SET PROBLEM:
How many of the lines that follow contain the word "score"? Give only the number.

MATERIALS PROVIDED:
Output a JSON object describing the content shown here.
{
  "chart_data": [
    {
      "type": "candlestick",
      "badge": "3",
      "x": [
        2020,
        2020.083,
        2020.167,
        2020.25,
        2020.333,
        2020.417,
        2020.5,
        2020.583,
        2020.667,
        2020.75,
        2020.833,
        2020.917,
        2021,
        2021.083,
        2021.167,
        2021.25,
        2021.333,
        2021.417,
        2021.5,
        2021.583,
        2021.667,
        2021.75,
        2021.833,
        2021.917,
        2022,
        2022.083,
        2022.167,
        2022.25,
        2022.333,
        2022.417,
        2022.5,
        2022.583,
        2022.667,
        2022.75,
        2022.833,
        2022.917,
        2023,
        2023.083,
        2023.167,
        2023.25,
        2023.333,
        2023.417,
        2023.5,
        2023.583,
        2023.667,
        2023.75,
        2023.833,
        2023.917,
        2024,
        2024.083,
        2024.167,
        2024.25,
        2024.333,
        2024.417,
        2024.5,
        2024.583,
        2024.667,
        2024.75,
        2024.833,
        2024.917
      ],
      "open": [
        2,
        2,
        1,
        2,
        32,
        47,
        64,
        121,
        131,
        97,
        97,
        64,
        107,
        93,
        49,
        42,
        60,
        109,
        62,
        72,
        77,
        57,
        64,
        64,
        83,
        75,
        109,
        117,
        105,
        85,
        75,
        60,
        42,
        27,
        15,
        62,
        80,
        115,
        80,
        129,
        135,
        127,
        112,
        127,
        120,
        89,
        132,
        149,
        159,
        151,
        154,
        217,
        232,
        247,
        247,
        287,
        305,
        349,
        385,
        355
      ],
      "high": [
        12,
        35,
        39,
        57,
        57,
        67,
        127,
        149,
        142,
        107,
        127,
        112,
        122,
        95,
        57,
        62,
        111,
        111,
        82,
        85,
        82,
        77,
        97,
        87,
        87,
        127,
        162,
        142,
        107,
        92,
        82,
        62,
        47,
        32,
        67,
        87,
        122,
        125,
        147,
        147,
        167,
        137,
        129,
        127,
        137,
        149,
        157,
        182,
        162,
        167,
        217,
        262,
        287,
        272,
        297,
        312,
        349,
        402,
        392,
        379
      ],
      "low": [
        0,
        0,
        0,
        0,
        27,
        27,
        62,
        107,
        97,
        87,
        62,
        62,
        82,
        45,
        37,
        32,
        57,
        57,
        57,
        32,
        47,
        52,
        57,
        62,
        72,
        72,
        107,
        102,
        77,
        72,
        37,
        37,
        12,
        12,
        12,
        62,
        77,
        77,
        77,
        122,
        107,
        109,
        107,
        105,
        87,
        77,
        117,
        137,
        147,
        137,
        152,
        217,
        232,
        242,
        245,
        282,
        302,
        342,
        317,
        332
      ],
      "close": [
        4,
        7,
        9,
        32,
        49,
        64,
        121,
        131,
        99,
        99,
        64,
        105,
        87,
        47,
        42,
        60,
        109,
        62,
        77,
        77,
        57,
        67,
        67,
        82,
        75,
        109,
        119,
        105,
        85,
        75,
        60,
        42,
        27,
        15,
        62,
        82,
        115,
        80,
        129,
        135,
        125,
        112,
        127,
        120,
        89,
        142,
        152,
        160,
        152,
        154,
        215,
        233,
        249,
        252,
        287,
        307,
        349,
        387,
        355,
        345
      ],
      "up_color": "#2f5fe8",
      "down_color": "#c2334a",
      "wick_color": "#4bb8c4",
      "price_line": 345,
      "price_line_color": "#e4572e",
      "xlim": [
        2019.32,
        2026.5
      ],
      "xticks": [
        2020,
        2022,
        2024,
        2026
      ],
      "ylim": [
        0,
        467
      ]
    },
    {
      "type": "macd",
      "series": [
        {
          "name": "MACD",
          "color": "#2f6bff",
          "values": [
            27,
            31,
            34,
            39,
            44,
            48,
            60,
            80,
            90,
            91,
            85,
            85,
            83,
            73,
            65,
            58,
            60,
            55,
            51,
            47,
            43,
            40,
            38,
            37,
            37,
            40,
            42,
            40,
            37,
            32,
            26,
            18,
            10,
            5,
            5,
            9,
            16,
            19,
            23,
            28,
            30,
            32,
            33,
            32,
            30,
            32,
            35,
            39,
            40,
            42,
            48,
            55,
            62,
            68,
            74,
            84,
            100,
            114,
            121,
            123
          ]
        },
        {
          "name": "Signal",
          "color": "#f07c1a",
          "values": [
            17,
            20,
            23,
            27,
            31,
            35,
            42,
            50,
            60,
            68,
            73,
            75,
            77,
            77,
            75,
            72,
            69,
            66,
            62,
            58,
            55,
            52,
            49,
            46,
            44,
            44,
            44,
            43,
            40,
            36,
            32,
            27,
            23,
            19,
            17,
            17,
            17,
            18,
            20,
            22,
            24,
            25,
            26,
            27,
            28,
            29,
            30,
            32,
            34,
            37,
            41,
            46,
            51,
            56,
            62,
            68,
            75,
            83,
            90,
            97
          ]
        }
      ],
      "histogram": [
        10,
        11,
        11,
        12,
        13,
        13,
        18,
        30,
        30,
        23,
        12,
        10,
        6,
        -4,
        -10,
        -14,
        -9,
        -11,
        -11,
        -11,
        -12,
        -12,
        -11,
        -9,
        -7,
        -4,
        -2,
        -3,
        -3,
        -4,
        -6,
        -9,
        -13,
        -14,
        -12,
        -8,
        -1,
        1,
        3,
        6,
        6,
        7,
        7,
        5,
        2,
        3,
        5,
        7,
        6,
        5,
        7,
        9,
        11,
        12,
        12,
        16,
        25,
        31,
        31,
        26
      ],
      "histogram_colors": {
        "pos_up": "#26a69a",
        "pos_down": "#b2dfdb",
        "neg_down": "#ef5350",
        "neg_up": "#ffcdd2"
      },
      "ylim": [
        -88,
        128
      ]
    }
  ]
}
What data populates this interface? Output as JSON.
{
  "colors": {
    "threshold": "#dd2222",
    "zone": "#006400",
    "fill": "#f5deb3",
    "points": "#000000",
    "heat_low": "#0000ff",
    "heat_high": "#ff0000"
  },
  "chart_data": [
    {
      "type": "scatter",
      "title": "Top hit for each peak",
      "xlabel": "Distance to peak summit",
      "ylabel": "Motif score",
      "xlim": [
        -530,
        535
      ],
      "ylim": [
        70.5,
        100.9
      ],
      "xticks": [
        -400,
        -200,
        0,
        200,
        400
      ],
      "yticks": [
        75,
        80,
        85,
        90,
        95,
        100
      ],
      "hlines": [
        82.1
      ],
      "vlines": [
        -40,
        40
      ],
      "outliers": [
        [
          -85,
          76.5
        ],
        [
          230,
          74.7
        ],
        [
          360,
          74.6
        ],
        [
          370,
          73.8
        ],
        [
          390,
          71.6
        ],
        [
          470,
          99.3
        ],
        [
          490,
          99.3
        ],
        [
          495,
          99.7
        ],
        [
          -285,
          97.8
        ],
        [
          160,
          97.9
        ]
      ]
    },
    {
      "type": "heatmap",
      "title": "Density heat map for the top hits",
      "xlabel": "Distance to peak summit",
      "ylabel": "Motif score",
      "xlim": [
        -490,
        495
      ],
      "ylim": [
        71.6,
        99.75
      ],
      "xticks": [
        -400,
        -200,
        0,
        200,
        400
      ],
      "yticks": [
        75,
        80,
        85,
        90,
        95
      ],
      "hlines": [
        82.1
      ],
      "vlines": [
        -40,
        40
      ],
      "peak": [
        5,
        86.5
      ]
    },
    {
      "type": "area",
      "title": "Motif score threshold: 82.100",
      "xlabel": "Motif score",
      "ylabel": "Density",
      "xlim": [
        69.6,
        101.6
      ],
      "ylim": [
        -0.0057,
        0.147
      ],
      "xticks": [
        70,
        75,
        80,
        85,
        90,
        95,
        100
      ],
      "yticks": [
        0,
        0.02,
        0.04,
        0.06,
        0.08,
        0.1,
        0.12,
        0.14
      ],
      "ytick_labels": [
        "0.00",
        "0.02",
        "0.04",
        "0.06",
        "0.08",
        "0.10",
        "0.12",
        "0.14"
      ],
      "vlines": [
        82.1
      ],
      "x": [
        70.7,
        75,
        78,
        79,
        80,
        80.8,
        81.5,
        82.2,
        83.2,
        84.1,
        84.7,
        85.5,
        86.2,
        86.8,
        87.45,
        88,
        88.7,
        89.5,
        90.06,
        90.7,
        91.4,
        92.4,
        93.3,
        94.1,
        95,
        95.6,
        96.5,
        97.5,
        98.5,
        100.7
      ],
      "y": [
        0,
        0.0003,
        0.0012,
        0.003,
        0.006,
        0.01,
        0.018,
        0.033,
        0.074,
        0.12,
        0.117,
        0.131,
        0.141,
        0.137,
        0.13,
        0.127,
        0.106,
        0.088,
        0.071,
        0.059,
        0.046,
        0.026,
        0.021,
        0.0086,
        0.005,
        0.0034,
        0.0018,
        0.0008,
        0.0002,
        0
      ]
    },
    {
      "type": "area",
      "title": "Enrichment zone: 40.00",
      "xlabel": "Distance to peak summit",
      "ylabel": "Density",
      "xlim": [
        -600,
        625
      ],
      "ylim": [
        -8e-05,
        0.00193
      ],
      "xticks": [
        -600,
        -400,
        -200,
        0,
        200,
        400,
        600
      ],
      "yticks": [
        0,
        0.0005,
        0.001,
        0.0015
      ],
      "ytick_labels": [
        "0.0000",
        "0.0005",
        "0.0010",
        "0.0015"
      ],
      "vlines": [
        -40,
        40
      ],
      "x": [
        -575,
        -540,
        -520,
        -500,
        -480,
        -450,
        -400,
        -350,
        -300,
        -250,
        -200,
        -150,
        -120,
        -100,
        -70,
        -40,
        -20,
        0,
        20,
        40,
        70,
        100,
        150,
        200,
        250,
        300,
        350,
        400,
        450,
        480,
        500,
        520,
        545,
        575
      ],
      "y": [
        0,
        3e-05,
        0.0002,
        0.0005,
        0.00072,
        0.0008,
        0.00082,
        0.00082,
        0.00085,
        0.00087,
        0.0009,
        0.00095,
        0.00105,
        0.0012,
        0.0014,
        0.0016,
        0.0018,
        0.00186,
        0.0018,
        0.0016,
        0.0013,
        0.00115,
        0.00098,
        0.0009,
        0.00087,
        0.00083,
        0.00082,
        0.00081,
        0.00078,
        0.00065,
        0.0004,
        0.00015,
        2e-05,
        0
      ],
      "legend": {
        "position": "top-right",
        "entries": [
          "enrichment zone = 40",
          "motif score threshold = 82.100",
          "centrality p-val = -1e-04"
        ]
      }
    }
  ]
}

THE OUTPUT:
5